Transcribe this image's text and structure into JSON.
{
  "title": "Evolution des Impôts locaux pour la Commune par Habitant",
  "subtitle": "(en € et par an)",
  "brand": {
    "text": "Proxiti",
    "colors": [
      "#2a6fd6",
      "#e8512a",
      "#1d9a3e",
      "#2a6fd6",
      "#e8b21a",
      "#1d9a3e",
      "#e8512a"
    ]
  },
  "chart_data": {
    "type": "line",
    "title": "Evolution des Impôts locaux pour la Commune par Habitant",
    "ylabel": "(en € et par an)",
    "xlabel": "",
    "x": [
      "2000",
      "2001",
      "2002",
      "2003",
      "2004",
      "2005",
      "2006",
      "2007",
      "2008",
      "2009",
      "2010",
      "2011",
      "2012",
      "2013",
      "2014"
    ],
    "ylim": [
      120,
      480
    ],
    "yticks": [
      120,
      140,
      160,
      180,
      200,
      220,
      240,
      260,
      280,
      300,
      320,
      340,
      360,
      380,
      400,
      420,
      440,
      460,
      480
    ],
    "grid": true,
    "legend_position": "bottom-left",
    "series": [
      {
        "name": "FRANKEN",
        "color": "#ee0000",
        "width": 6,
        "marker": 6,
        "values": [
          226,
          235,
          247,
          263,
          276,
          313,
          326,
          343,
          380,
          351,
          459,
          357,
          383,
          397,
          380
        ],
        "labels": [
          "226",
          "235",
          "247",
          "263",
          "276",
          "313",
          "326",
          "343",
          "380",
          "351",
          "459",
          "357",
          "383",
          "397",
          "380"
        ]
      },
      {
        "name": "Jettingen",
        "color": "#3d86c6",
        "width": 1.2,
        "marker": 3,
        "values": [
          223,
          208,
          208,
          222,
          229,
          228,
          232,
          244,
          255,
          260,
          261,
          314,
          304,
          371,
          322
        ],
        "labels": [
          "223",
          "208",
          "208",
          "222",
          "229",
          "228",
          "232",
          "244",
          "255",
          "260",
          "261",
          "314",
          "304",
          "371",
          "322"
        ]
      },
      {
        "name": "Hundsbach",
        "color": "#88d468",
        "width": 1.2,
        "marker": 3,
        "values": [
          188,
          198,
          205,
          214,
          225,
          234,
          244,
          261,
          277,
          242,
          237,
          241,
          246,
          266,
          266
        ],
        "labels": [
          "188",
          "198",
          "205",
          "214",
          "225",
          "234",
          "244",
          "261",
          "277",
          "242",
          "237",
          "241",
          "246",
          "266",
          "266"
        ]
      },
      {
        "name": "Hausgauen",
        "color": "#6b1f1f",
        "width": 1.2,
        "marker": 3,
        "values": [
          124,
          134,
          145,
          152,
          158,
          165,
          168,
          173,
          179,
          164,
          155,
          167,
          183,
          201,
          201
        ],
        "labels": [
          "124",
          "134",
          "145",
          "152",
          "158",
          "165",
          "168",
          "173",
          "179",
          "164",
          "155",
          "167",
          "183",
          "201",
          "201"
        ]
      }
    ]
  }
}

§

▸ YOUR OBJECTIVE: Extract the full listing and reproduce each line exactly.

▸ FINISHED EXERCISE:
Transcribe this image's text and structure into JSON.
{
  "title": "Evolution des Impôts locaux pour la Commune par Habitant",
  "subtitle": "(en € et par an)",
  "brand": {
    "text": "Proxiti",
    "colors": [
      "#2a6fd6",
      "#e8512a",
      "#1d9a3e",
      "#2a6fd6",
      "#e8b21a",
      "#1d9a3e",
      "#e8512a"
    ]
  },
  "chart_data": {
    "type": "line",
    "title": "Evolution des Impôts locaux pour la Commune par Habitant",
    "ylabel": "(en € et par an)",
    "xlabel": "",
    "x": [
      "2000",
      "2001",
      "2002",
      "2003",
      "2004",
      "2005",
      "2006",
      "2007",
      "2008",
      "2009",
      "2010",
      "2011",
      "2012",
      "2013",
      "2014"
    ],
    "ylim": [
      120,
      480
    ],
    "yticks": [
      120,
      140,
      160,
      180,
      200,
      220,
      240,
      260,
      280,
      300,
      320,
      340,
      360,
      380,
      400,
      420,
      440,
      460,
      480
    ],
    "grid": true,
    "legend_position": "bottom-left",
    "series": [
      {
        "name": "FRANKEN",
        "color": "#ee0000",
        "width": 6,
        "marker": 6,
        "values": [
          226,
          235,
          247,
          263,
          276,
          313,
          326,
          343,
          380,
          351,
          459,
          357,
          383,
          397,
          380
        ],
        "labels": [
          "226",
          "235",
          "247",
          "263",
          "276",
          "313",
          "326",
          "343",
          "380",
          "351",
          "459",
          "357",
          "383",
          "397",
          "380"
        ]
      },
      {
        "name": "Jettingen",
        "color": "#3d86c6",
        "width": 1.2,
        "marker": 3,
        "values": [
          223,
          208,
          208,
          222,
          229,
          228,
          232,
          244,
          255,
          260,
          261,
          314,
          304,
          371,
          322
        ],
        "labels": [
          "223",
          "208",
          "208",
          "222",
          "229",
          "228",
          "232",
          "244",
          "255",
          "260",
          "261",
          "314",
          "304",
          "371",
          "322"
        ]
      },
      {
        "name": "Hundsbach",
        "color": "#88d468",
        "width": 1.2,
        "marker": 3,
        "values": [
          188,
          198,
          205,
          214,
          225,
          234,
          244,
          261,
          277,
          242,
          237,
          241,
          246,
          266,
          266
        ],
        "labels": [
          "188",
          "198",
          "205",
          "214",
          "225",
          "234",
          "244",
          "261",
          "277",
          "242",
          "237",
          "241",
          "246",
          "266",
          "266"
        ]
      },
      {
        "name": "Hausgauen",
        "color": "#6b1f1f",
        "width": 1.2,
        "marker": 3,
        "values": [
          124,
          134,
          145,
          152,
          158,
          165,
          168,
          173,
          179,
          164,
          155,
          167,
          183,
          201,
          201
        ],
        "labels": [
          "124",
          "134",
          "145",
          "152",
          "158",
          "165",
          "168",
          "173",
          "179",
          "164",
          "155",
          "167",
          "183",
          "201",
          "201"
        ]
      }
    ]
  }
}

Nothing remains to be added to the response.